**** Records for the exercise

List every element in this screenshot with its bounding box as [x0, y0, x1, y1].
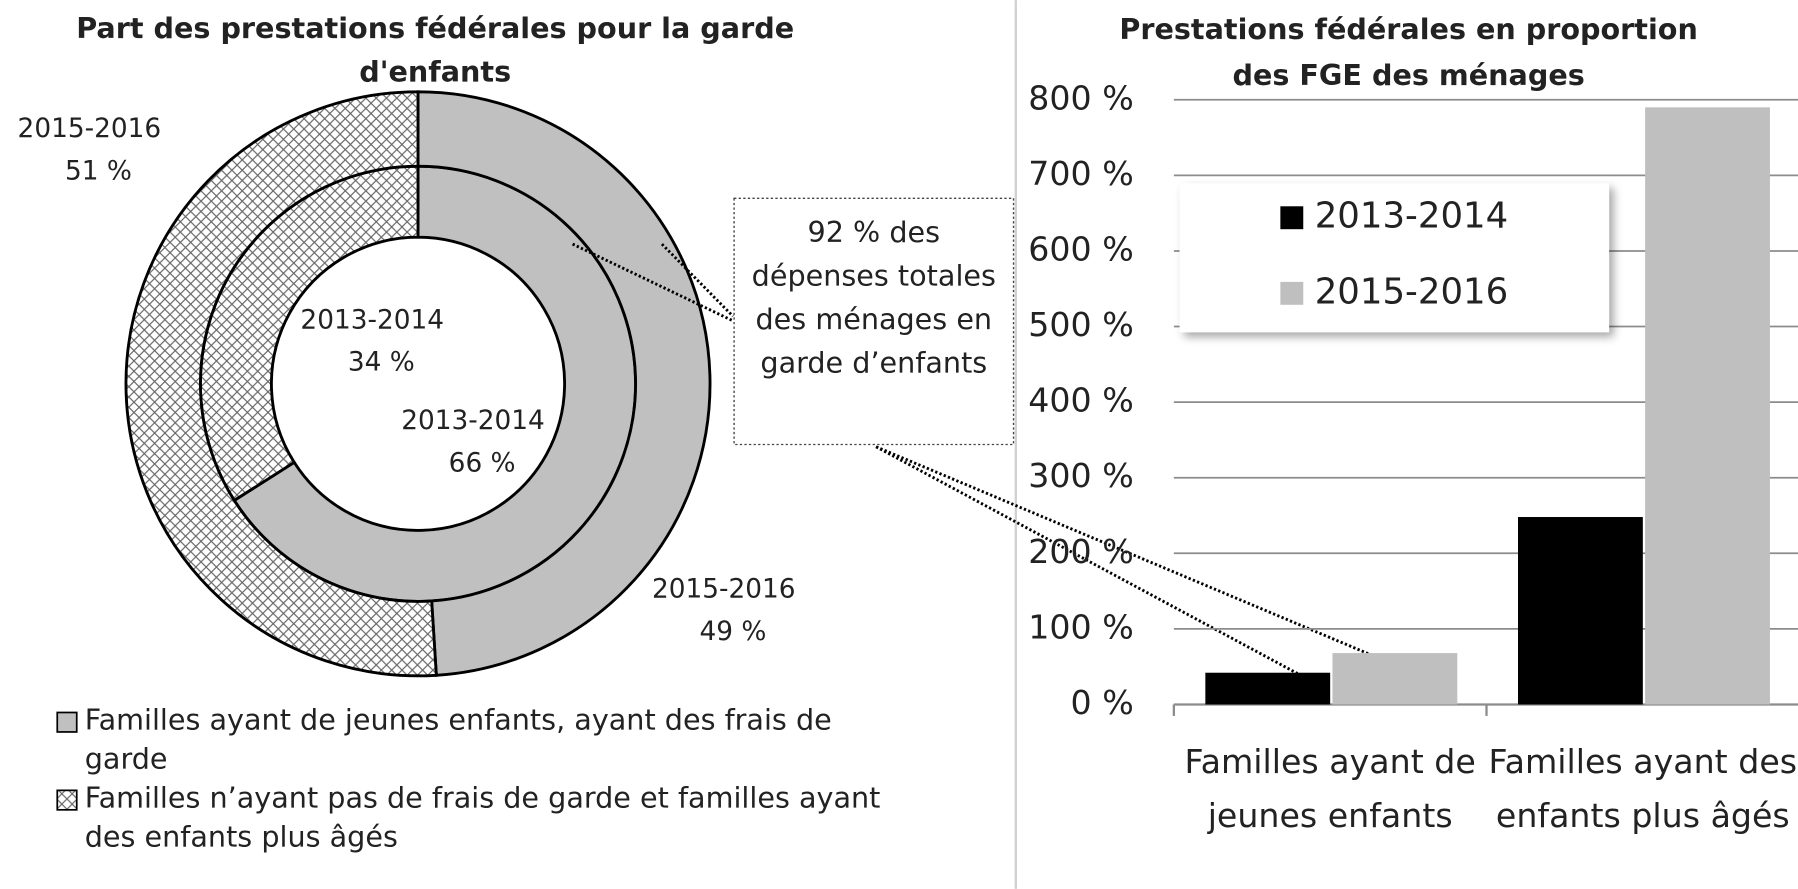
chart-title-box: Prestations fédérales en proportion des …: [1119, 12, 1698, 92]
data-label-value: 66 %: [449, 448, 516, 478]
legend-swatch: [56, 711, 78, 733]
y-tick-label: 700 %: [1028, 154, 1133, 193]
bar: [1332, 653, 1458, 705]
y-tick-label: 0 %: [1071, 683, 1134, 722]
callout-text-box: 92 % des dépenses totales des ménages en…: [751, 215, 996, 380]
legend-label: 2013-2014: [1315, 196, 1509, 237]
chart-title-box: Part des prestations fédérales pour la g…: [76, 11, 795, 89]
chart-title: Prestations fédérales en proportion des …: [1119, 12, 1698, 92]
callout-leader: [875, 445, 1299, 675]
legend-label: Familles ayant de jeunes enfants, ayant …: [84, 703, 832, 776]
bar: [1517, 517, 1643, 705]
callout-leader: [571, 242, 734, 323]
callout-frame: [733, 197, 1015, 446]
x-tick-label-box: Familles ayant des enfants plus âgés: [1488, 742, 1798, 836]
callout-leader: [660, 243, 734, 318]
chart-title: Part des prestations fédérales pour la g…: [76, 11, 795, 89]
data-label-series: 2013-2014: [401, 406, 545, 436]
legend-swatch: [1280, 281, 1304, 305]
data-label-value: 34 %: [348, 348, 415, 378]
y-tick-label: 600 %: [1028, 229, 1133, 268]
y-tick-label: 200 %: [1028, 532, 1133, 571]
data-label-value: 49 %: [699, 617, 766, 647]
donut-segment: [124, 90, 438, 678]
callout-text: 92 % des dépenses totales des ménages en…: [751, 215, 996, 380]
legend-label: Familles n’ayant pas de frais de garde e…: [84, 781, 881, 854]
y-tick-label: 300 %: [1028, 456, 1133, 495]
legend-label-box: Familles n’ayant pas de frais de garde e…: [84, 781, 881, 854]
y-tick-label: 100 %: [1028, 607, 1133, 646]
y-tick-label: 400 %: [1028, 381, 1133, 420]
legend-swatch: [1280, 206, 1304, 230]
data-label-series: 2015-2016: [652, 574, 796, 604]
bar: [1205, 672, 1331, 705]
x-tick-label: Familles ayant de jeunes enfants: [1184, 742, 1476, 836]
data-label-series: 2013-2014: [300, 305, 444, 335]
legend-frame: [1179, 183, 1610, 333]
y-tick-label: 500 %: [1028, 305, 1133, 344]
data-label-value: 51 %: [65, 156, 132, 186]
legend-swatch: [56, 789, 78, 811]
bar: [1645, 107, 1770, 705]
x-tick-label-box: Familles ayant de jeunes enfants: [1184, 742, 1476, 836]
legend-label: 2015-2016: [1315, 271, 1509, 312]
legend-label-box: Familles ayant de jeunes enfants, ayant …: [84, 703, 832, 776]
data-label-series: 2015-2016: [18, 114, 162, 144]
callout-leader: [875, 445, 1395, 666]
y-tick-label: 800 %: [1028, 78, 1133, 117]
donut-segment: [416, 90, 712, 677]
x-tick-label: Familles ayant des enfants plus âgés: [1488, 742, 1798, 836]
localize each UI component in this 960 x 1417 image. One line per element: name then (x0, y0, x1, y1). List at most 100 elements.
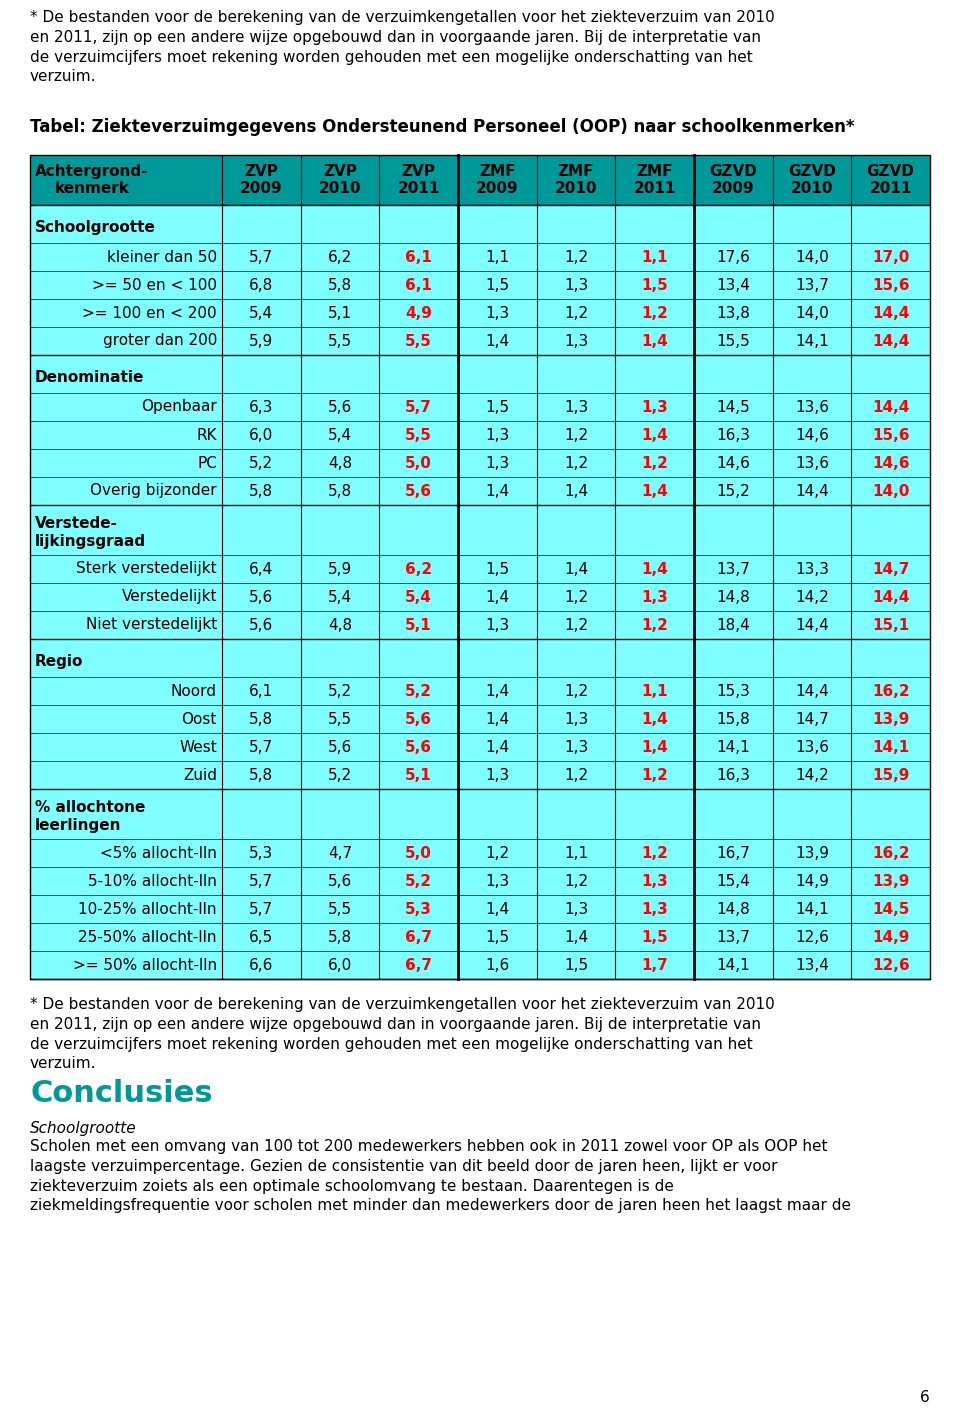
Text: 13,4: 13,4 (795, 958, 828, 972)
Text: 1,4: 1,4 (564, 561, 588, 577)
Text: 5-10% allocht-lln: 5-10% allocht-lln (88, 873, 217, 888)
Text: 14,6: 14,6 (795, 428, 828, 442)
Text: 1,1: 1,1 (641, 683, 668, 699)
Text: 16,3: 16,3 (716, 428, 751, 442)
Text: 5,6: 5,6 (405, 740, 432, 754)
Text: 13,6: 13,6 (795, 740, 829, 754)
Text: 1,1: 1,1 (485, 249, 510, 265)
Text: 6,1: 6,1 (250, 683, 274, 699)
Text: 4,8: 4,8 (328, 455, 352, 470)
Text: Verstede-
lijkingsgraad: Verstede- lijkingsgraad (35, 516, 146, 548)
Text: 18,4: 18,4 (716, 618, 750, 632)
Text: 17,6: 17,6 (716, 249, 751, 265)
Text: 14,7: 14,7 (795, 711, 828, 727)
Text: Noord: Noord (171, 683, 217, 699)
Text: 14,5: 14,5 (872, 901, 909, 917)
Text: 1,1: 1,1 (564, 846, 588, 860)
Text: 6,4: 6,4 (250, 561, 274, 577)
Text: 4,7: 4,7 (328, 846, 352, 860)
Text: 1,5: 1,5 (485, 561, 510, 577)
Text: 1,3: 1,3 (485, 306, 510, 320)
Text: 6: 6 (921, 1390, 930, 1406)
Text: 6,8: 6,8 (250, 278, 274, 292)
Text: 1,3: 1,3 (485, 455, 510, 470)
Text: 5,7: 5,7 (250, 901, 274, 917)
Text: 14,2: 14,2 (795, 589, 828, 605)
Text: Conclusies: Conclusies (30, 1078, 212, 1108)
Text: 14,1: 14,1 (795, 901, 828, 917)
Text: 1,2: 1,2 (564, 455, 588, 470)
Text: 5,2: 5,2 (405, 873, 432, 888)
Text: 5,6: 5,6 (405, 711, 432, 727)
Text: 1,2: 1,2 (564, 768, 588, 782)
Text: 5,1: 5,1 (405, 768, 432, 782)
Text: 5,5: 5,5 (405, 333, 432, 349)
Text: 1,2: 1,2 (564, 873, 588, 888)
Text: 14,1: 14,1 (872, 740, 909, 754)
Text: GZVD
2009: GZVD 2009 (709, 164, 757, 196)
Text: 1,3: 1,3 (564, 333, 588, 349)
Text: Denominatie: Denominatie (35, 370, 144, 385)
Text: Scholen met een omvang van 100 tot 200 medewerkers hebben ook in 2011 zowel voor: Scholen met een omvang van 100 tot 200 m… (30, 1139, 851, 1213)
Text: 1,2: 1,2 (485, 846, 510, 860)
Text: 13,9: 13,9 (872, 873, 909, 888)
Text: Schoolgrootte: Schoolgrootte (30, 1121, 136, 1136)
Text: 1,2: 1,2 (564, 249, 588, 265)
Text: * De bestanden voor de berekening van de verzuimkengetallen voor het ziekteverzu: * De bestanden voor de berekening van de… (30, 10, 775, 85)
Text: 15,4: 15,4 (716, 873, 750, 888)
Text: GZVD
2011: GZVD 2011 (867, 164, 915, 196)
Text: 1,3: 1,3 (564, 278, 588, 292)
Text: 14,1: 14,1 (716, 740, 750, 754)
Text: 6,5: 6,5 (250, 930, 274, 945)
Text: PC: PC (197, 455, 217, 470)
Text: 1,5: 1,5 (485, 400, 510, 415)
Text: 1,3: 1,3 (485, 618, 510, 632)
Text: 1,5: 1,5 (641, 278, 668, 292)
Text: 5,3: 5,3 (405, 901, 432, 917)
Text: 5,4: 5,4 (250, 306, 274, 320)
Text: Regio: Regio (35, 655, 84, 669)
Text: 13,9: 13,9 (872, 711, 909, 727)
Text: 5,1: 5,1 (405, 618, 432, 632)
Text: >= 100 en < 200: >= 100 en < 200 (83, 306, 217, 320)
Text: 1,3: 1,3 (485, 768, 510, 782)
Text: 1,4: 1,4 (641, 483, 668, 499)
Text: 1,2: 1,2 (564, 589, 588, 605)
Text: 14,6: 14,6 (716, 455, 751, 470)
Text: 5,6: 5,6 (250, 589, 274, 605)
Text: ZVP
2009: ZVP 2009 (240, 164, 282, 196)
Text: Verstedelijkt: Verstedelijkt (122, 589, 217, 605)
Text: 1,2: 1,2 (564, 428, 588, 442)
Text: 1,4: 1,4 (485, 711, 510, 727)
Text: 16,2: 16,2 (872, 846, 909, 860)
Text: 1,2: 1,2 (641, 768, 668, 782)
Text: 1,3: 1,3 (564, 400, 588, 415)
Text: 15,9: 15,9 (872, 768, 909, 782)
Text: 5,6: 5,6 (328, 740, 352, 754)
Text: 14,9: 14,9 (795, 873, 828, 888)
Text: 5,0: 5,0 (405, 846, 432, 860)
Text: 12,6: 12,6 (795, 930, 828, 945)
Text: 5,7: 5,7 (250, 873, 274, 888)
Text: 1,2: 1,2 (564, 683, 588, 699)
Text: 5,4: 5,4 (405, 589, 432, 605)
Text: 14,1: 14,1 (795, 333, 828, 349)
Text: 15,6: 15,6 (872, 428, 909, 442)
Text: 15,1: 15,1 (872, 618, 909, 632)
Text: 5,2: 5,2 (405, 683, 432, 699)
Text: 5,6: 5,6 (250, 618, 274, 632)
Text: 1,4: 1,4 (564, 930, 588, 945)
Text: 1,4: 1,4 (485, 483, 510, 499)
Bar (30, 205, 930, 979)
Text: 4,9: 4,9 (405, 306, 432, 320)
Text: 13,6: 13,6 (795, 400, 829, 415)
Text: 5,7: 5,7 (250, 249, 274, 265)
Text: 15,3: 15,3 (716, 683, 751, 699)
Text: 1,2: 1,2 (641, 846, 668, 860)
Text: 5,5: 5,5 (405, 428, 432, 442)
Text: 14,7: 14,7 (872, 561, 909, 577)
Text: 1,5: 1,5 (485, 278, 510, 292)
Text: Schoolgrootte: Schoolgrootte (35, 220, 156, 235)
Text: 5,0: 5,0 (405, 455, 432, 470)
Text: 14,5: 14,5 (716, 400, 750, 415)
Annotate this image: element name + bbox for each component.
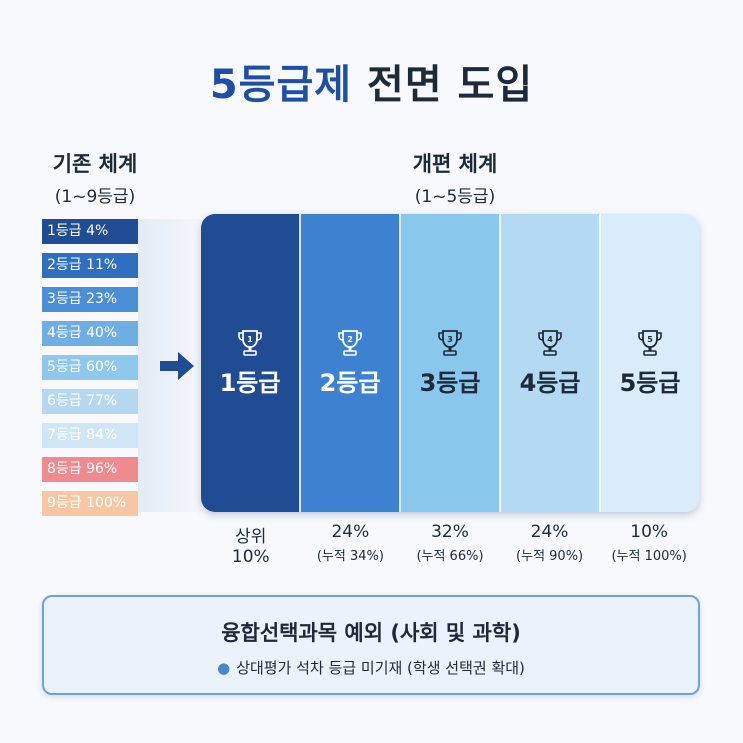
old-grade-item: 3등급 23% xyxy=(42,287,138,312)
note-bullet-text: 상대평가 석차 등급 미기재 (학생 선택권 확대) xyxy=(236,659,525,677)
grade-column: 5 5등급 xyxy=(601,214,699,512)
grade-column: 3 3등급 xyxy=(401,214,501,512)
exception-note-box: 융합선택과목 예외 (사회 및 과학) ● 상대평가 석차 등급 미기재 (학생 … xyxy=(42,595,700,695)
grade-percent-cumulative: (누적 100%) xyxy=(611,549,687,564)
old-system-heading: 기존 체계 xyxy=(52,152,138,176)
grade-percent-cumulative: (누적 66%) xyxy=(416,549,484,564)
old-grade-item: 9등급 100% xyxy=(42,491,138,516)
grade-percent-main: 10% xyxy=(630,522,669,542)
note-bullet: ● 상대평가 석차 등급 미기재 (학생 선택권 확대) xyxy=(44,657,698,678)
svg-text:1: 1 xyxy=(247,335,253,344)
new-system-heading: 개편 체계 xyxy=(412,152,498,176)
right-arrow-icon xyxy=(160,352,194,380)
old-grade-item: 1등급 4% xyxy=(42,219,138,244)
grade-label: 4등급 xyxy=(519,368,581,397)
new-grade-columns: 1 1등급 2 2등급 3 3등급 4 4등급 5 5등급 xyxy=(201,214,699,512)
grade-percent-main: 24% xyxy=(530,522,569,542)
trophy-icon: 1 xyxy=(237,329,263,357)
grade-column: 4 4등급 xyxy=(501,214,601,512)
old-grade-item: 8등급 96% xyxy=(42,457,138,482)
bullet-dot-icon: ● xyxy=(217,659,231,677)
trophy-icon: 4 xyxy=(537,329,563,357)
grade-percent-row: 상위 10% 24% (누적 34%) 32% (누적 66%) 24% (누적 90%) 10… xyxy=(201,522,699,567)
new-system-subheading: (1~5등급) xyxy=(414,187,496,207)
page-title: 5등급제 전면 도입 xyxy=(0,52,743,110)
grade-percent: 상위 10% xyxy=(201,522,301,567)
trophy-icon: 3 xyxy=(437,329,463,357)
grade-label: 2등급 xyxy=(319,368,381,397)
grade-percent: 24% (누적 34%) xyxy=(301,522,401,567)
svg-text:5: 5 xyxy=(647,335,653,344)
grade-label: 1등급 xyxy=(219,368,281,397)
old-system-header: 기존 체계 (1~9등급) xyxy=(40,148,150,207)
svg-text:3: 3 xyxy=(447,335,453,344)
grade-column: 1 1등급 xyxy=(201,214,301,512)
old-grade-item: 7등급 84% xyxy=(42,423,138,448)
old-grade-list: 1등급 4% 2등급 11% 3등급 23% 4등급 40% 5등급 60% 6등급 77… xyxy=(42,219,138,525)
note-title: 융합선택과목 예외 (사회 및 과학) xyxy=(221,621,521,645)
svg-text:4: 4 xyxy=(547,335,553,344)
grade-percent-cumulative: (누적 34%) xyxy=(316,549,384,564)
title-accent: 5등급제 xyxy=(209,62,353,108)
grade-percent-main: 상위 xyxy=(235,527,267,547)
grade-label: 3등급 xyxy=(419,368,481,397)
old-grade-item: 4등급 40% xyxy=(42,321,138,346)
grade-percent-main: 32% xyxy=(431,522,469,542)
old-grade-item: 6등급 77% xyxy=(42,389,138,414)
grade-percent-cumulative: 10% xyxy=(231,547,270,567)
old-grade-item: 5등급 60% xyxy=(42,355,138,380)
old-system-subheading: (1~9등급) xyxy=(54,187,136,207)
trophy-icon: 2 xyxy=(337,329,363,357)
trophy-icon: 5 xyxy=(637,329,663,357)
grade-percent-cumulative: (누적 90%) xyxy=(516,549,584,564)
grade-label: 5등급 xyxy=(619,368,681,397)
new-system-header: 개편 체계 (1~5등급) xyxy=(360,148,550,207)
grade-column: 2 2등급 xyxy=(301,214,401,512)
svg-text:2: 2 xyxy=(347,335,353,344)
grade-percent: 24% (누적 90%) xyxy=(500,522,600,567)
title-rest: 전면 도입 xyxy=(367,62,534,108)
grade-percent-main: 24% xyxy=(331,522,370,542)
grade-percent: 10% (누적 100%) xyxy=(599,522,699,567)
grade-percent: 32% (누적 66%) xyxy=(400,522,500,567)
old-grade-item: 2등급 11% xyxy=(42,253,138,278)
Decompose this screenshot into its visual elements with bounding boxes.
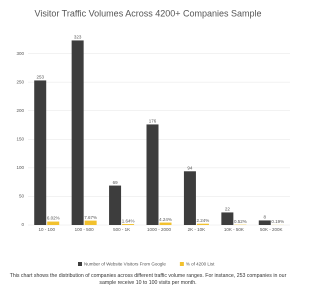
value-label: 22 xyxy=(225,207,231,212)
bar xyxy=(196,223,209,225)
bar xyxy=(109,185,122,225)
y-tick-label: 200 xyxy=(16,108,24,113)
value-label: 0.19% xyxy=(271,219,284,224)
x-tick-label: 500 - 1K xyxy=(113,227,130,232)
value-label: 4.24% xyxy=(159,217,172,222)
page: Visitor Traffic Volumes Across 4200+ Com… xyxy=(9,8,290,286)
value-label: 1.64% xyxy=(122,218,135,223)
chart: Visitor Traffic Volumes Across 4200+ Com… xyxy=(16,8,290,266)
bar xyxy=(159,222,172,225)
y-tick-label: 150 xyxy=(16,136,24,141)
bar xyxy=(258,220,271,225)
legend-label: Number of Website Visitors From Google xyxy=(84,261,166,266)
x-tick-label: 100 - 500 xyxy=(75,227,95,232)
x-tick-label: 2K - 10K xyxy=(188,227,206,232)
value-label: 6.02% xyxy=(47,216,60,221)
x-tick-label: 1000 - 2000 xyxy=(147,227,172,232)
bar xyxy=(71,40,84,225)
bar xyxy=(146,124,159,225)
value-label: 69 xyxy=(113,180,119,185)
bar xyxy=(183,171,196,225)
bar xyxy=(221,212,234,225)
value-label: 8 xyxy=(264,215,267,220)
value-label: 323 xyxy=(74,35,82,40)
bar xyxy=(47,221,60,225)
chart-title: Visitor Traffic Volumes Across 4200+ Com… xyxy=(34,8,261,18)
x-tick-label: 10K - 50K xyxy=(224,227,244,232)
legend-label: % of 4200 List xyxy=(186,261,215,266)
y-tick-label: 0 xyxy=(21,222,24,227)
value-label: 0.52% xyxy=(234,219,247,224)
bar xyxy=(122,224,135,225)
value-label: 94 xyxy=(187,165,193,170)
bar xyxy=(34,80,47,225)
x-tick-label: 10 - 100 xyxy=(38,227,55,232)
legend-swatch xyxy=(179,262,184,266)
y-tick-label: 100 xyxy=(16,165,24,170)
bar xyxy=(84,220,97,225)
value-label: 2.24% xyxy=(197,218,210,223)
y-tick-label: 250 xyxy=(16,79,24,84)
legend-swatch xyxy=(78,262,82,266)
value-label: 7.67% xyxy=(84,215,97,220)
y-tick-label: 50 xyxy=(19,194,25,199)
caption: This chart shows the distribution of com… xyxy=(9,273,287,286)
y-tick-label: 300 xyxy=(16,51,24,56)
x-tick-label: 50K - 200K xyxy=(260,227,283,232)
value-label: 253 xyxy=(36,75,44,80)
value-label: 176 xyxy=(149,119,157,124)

********

* [Requirements]
Arrange the lines from the one containing "old-grade-item: 3등급 23% xyxy=(42,287,138,312)" through the one containing "old-grade-item: 9등급 100%" as a Markdown table with the columns No. and Line, numbering the rows in order and leaving out any blank lines.

* [Answer to this problem]
| No. | Line |
|---|---|
| 1 | old-grade-item: 3등급 23% xyxy=(42,287,138,312) |
| 2 | note-bullet-text: 상대평가 석차 등급 미기재 (학생 선택권 확대) xyxy=(236,659,525,677) |
| 3 | grade-column: 5 5등급 xyxy=(601,214,699,512) |
| 4 | grade-column: 3 3등급 xyxy=(401,214,501,512) |
| 5 | exception-note-box: 융합선택과목 예외 (사회 및 과학) ● 상대평가 석차 등급 미기재 (학생 … xyxy=(42,595,700,695) |
| 6 | grade-percent-cumulative: (누적 100%) xyxy=(611,549,687,564) |
| 7 | old-system-heading: 기존 체계 xyxy=(52,152,138,176) |
| 8 | grade-percent-cumulative: (누적 66%) xyxy=(416,549,484,564) |
| 9 | old-grade-item: 9등급 100% xyxy=(42,491,138,516) |